* START Records for this exercise *

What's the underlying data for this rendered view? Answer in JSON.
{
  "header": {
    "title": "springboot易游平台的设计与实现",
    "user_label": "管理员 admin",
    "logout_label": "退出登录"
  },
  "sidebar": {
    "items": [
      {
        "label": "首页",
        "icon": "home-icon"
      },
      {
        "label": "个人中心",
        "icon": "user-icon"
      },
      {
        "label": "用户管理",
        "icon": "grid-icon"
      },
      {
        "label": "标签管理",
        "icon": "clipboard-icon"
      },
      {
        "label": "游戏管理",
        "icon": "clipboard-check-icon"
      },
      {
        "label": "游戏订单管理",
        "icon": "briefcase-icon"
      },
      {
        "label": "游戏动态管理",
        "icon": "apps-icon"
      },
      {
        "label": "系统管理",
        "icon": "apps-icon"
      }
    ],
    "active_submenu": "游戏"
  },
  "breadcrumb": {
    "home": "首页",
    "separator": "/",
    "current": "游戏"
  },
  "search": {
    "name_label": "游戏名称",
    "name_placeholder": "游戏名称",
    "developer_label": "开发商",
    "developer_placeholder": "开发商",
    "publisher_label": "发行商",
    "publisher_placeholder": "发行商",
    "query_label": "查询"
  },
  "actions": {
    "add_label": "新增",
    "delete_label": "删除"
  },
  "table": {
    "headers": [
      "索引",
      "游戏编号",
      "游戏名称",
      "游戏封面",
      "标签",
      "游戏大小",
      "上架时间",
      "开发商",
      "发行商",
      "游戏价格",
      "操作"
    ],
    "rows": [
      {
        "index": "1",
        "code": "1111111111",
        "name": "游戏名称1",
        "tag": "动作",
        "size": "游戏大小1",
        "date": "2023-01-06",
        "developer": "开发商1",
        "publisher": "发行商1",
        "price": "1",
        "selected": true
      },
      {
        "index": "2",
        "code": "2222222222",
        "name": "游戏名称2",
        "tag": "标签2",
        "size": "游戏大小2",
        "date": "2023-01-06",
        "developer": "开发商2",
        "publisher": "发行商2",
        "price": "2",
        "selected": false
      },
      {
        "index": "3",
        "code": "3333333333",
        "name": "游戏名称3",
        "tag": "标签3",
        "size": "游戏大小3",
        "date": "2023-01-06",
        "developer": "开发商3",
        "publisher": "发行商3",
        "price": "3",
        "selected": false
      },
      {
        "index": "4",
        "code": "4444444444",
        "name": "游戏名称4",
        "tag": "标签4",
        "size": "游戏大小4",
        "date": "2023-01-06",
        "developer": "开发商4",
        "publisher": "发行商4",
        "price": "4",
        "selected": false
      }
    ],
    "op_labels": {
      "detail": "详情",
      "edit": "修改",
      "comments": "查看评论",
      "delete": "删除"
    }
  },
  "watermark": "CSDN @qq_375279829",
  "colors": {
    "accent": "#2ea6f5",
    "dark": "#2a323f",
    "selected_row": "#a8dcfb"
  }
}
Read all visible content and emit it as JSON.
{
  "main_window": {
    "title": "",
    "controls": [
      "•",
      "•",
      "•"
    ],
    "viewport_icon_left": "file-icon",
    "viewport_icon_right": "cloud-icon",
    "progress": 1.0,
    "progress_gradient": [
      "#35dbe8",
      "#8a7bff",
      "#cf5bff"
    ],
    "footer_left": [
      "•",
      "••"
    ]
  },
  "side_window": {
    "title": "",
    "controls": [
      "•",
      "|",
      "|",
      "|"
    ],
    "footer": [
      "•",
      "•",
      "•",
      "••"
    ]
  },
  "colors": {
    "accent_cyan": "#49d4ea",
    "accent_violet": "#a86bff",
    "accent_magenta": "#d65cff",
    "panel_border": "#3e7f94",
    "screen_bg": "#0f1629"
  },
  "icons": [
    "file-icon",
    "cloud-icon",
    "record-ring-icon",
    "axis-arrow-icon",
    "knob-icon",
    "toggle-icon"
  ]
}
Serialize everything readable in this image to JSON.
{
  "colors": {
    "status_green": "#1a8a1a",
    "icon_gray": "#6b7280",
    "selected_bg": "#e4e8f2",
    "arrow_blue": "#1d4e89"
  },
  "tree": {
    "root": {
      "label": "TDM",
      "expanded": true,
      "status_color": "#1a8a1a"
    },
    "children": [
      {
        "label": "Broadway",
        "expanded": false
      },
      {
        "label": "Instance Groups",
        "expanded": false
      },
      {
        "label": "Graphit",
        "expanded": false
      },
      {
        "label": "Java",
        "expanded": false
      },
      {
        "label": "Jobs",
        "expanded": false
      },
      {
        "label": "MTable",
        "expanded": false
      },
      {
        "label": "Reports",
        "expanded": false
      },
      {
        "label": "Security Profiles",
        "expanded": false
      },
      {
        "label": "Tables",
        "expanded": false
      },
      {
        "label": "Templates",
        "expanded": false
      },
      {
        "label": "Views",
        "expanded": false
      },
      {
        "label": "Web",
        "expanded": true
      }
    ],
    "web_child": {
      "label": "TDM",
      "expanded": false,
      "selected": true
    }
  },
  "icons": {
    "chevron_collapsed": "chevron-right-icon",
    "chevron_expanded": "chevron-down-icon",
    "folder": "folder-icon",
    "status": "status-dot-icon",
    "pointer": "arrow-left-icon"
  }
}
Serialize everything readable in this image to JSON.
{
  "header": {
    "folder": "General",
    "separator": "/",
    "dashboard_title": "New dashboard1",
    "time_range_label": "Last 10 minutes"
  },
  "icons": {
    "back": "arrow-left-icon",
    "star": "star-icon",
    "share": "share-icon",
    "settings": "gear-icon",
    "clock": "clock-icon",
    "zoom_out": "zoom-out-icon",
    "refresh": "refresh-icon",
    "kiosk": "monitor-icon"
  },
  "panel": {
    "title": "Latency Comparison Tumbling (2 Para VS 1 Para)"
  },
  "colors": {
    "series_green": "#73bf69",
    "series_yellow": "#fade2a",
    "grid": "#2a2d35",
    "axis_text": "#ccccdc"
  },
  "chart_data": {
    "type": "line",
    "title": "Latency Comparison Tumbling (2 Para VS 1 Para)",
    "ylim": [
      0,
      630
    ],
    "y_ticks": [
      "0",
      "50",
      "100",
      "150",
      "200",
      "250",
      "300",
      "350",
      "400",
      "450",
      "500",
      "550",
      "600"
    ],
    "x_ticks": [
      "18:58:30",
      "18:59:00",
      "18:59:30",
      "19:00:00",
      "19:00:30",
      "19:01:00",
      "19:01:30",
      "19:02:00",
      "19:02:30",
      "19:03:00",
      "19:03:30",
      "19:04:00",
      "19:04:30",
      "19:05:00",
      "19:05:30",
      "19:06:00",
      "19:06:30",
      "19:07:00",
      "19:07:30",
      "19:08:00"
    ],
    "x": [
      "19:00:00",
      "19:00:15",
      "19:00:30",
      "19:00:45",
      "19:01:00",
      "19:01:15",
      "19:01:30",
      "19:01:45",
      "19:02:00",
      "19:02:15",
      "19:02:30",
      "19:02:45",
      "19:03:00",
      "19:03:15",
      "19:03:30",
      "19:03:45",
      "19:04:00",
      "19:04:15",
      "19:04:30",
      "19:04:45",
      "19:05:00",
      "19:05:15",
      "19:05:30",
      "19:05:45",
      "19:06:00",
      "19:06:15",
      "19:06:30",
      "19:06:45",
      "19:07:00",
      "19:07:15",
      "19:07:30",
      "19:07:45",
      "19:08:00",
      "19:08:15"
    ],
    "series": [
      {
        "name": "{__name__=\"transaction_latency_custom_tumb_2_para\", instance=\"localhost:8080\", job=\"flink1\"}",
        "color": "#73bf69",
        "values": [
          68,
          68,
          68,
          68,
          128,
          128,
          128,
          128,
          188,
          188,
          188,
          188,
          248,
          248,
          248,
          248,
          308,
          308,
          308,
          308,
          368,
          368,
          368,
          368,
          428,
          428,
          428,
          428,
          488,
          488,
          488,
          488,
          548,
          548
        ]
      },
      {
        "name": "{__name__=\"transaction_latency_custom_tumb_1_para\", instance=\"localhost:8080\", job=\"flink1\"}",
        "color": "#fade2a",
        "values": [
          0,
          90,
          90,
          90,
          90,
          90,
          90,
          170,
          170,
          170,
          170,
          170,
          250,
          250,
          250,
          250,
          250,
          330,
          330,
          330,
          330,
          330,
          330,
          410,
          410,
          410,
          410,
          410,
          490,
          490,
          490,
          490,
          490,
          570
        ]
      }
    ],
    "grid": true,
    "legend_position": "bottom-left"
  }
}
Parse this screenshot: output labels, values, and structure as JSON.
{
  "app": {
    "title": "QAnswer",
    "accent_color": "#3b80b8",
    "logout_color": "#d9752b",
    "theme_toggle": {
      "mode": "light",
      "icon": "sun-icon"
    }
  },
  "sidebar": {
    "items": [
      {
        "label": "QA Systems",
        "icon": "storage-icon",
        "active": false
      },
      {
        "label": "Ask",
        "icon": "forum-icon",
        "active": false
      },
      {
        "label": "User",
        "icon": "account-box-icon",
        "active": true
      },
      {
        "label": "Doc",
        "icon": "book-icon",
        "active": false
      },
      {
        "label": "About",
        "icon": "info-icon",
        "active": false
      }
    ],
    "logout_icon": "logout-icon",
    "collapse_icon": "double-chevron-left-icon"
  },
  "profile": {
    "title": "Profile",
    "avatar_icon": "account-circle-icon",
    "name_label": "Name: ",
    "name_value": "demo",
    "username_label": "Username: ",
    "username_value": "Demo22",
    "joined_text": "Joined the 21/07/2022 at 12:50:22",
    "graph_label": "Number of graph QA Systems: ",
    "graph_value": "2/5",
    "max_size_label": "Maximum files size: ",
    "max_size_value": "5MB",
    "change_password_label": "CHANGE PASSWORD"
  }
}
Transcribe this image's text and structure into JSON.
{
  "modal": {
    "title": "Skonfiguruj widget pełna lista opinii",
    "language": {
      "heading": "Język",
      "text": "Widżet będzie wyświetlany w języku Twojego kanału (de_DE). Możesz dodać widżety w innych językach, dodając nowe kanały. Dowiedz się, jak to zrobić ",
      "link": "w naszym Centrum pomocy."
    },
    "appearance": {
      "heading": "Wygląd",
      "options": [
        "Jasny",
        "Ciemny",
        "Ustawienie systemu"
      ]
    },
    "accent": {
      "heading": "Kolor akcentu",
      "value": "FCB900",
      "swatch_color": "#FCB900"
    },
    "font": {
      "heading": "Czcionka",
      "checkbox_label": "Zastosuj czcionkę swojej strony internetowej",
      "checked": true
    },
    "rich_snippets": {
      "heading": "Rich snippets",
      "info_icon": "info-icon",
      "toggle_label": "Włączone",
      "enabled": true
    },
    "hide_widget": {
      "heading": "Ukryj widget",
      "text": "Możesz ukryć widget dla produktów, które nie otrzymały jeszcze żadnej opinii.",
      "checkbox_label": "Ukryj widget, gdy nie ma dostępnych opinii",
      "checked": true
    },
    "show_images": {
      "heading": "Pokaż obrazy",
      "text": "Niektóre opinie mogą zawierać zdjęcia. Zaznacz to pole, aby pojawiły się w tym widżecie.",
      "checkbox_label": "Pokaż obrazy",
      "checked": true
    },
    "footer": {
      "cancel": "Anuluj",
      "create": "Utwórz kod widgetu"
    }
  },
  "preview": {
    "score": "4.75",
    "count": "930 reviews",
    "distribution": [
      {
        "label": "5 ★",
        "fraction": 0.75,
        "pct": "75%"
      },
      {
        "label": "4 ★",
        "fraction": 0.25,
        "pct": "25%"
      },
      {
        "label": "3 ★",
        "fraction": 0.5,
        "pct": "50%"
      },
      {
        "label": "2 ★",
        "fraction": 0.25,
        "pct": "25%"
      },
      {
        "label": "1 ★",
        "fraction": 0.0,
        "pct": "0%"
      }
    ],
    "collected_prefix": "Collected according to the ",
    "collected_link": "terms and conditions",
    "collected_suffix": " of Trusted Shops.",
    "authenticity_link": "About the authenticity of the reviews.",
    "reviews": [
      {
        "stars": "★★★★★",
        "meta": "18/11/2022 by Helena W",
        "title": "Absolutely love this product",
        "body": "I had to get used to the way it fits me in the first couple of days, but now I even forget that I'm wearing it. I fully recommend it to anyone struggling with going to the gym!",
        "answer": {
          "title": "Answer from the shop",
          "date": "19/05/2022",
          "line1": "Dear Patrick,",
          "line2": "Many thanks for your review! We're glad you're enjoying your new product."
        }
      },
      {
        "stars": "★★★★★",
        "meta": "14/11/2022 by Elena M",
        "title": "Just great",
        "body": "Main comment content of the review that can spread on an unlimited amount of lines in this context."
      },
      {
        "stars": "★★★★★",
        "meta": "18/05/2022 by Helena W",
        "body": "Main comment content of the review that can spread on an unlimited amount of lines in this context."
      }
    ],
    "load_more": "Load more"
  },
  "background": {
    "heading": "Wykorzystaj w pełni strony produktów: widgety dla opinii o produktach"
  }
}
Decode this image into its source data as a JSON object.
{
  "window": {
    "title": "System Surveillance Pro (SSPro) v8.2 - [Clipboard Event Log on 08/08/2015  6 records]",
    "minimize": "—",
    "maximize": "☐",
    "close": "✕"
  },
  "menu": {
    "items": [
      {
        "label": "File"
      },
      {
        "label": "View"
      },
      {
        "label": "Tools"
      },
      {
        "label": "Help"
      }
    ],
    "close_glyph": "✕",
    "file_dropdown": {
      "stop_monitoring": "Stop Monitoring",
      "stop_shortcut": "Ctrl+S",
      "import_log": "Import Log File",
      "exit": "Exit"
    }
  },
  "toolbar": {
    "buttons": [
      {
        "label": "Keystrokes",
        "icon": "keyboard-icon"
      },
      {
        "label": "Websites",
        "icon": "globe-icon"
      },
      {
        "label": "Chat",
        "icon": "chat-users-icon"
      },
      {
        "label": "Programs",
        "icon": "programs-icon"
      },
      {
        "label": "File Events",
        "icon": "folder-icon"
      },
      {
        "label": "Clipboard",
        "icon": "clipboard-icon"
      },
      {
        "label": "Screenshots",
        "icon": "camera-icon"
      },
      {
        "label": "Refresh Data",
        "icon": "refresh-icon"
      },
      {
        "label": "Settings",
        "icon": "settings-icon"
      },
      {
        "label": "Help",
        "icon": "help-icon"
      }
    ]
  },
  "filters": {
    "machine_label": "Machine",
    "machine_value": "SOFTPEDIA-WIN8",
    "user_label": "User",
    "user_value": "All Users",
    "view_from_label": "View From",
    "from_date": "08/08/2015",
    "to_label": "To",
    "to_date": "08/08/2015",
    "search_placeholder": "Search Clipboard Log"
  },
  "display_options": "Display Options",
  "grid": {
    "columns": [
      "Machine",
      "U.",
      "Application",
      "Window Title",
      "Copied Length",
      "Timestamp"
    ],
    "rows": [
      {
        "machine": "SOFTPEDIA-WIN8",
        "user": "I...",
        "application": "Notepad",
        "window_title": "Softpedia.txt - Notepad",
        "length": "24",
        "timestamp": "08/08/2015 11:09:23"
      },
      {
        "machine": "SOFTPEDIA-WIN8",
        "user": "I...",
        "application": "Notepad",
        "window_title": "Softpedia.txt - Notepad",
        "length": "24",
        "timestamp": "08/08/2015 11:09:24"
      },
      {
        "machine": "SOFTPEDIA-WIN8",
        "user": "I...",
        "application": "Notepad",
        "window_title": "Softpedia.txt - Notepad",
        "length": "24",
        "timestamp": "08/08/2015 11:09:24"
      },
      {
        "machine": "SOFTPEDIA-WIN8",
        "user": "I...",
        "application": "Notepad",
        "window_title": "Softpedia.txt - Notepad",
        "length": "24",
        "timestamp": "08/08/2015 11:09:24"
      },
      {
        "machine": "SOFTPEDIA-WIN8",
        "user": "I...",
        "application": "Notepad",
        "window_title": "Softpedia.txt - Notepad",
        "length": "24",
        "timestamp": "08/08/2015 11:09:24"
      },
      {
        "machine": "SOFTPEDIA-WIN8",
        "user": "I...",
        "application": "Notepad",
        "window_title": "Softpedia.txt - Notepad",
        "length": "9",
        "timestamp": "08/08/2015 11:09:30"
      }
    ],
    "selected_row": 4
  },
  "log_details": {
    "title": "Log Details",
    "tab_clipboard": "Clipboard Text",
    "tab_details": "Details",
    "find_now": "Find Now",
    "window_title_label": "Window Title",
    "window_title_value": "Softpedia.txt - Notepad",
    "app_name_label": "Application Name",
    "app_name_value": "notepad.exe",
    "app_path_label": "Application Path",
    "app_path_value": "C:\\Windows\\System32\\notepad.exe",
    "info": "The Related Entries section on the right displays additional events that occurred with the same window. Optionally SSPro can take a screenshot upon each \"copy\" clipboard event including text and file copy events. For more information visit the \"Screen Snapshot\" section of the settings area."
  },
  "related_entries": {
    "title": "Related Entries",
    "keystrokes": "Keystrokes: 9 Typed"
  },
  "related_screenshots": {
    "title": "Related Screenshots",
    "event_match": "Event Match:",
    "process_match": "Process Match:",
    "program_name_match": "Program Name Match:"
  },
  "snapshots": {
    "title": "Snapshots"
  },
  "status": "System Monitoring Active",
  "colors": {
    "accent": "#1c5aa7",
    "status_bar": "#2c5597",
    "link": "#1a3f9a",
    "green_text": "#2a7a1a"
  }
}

* END Records for this exercise *

**Written instruction:** Search the listing for the word "Ukryj" and return each line that holds it.

**Correct result:**
      "heading": "Ukryj widget",
      "checkbox_label": "Ukryj widget, gdy nie ma dostępnych opinii",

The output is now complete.